MATERIAL FOR THIS EXERCISE start

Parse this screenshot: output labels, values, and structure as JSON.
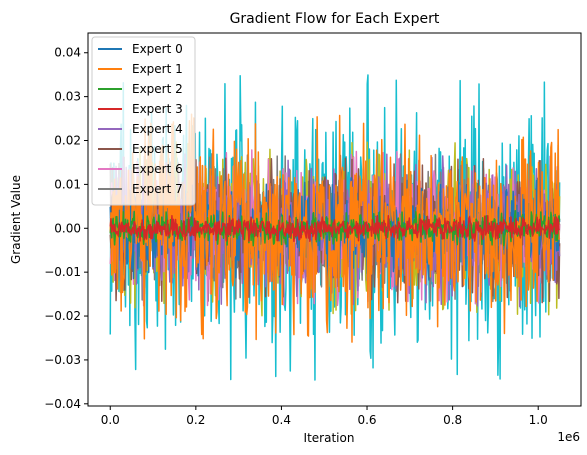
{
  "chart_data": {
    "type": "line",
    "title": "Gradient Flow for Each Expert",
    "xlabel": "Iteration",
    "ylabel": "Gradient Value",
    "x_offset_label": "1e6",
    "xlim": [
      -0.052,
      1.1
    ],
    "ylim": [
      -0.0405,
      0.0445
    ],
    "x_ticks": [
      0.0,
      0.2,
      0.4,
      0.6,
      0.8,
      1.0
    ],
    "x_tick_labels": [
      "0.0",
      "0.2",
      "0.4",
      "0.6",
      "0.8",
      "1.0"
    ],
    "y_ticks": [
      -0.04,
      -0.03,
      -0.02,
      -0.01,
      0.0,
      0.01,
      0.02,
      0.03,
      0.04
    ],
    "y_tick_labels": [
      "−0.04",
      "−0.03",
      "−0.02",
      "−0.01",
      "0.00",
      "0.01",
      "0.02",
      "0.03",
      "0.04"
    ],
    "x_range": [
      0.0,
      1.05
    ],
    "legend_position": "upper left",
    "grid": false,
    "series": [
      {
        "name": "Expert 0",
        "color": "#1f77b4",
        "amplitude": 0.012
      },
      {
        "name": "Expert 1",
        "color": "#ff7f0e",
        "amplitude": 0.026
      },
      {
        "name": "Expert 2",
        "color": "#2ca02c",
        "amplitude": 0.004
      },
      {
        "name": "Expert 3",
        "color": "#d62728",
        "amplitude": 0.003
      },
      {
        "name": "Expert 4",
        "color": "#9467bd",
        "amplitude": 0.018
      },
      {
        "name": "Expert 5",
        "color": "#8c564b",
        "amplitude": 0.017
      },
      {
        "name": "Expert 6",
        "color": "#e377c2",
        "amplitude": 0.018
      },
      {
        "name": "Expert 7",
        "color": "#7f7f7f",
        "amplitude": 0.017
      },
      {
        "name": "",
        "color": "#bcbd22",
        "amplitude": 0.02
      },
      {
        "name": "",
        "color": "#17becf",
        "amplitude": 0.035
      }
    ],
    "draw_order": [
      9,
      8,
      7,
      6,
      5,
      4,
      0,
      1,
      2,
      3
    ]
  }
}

MATERIAL FOR THIS EXERCISE end

In your copy, repeat each record exactly and include no pictures.

=== TASK ANSWER ===
Parse this screenshot: output labels, values, and structure as JSON.
{
  "chart_data": {
    "type": "line",
    "title": "Gradient Flow for Each Expert",
    "xlabel": "Iteration",
    "ylabel": "Gradient Value",
    "x_offset_label": "1e6",
    "xlim": [
      -0.052,
      1.1
    ],
    "ylim": [
      -0.0405,
      0.0445
    ],
    "x_ticks": [
      0.0,
      0.2,
      0.4,
      0.6,
      0.8,
      1.0
    ],
    "x_tick_labels": [
      "0.0",
      "0.2",
      "0.4",
      "0.6",
      "0.8",
      "1.0"
    ],
    "y_ticks": [
      -0.04,
      -0.03,
      -0.02,
      -0.01,
      0.0,
      0.01,
      0.02,
      0.03,
      0.04
    ],
    "y_tick_labels": [
      "−0.04",
      "−0.03",
      "−0.02",
      "−0.01",
      "0.00",
      "0.01",
      "0.02",
      "0.03",
      "0.04"
    ],
    "x_range": [
      0.0,
      1.05
    ],
    "legend_position": "upper left",
    "grid": false,
    "series": [
      {
        "name": "Expert 0",
        "color": "#1f77b4",
        "amplitude": 0.012
      },
      {
        "name": "Expert 1",
        "color": "#ff7f0e",
        "amplitude": 0.026
      },
      {
        "name": "Expert 2",
        "color": "#2ca02c",
        "amplitude": 0.004
      },
      {
        "name": "Expert 3",
        "color": "#d62728",
        "amplitude": 0.003
      },
      {
        "name": "Expert 4",
        "color": "#9467bd",
        "amplitude": 0.018
      },
      {
        "name": "Expert 5",
        "color": "#8c564b",
        "amplitude": 0.017
      },
      {
        "name": "Expert 6",
        "color": "#e377c2",
        "amplitude": 0.018
      },
      {
        "name": "Expert 7",
        "color": "#7f7f7f",
        "amplitude": 0.017
      },
      {
        "name": "",
        "color": "#bcbd22",
        "amplitude": 0.02
      },
      {
        "name": "",
        "color": "#17becf",
        "amplitude": 0.035
      }
    ],
    "draw_order": [
      9,
      8,
      7,
      6,
      5,
      4,
      0,
      1,
      2,
      3
    ]
  }
}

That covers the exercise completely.